I agree, something like a BASIC Stamp could handle all the logic much
easier than the "analog computer" design of the original system. 

The one I had was in good working order -- those old switches and such
were well built, not like the Mexican/Chinese junk we sometimes get
today! The big problem was low oil pressure on a 90K mile engine. The
fellow I bought it from already had all the parts to convert over, just
hadn't done it (I may have said before that he started converting, but
he'd just collected the parts). I didn't drive it much before
converting. There was an incline at a stop sign right at the house I was
in. The engine had to rev way up and the clutch would get to nearly
smoking the couple times I did drive that way. I don't recall driving it
more than 3-4 short trips before converting. But everything worked as it
should have. If one switch was out it would likely be apparent which,
I'm not sure. 

It looks and sounds more complicated than it is. Poor vacuum and oil
pressure would kill it before a bad switch. At least from what I
remember (will have to look over a TSM again!) a bad switch should be
obvious -- like grinding going into a gear or something. For
deceleration the servo compared engine vacuum with oil pressure. The
amazing thing is the engineers managed to make it all work without a
speed or motion sensor, they extrapolated that MECHANICALLY with vacuum,
oil pressure, and shift lever position information only!! Smart guys...

**Stated problem 1**. According to the forum post, what did the engineers accomplish that the writer finds amazing?

**Data section**.
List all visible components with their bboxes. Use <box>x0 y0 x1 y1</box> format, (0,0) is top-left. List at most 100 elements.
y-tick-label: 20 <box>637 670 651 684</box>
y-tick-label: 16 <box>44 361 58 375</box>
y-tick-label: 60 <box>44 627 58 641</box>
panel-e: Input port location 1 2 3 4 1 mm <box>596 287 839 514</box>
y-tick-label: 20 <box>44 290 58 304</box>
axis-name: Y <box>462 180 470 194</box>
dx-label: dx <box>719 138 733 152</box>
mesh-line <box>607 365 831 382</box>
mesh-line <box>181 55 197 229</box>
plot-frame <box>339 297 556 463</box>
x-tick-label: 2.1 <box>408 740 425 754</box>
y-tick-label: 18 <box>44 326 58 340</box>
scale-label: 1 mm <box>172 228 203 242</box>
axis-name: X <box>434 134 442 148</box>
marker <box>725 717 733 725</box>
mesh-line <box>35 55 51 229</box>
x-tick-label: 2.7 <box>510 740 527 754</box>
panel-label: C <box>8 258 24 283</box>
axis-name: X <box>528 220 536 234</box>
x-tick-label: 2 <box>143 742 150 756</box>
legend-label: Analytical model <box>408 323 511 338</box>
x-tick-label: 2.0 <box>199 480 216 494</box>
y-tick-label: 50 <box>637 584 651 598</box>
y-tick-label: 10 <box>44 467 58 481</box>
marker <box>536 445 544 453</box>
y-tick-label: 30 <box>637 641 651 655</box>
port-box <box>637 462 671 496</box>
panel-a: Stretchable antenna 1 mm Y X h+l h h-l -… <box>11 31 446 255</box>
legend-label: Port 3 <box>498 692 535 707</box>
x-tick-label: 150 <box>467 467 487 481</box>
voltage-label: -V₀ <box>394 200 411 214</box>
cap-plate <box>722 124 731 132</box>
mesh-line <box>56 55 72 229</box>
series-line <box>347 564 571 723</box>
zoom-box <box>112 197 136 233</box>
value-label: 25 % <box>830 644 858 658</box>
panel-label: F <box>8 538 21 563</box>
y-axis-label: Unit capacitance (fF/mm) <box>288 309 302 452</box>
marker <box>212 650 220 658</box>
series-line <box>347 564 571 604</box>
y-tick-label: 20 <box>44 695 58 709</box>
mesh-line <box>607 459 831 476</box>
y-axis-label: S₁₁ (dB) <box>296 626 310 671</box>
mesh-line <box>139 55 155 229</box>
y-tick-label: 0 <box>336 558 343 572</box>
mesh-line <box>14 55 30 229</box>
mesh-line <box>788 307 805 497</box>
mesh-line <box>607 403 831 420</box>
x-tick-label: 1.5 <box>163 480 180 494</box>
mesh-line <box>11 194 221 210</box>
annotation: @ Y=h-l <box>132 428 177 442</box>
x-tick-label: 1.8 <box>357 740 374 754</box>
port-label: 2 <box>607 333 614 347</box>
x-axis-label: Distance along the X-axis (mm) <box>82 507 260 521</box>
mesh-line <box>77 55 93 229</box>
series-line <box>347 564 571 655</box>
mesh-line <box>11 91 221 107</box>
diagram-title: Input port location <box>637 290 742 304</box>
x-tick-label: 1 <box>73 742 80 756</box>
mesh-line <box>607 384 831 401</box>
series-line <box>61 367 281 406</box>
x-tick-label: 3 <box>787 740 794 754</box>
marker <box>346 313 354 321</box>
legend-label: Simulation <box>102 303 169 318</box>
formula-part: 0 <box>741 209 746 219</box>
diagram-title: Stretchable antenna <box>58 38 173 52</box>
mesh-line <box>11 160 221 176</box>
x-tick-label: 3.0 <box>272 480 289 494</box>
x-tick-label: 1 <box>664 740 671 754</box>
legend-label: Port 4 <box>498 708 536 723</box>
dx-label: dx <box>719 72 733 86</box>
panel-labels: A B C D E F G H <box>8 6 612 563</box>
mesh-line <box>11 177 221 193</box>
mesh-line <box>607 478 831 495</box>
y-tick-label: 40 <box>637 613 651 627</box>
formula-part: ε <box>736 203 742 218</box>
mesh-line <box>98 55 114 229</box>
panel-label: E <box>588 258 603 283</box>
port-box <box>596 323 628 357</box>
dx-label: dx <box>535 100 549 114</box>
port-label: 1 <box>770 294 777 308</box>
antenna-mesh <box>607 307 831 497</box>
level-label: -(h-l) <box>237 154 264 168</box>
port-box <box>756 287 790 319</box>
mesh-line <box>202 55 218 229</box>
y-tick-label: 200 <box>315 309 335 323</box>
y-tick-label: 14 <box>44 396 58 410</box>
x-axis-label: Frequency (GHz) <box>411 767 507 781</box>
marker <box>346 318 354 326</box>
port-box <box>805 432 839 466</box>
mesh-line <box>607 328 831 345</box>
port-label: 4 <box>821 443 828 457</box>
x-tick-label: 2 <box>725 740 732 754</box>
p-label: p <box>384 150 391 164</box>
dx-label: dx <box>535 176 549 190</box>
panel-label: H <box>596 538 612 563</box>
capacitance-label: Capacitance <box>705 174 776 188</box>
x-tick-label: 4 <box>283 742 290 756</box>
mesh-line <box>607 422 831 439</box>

**Stated problem 2**. Reproduce the records from their start through the line that contains "y-tick-label: 60 <box>44 627 58 641</box>".

**Exercise result 1**. They made the system work without any speed or motion sensor. Instead, they worked out that information mechanically from engine vacuum, oil pressure and shift lever position alone.

**Exercise result 2**.
List all visible components with their bboxes. Use <box>x0 y0 x1 y1</box> format, (0,0) is top-left. List at most 100 elements.
y-tick-label: 20 <box>637 670 651 684</box>
y-tick-label: 16 <box>44 361 58 375</box>
y-tick-label: 60 <box>44 627 58 641</box>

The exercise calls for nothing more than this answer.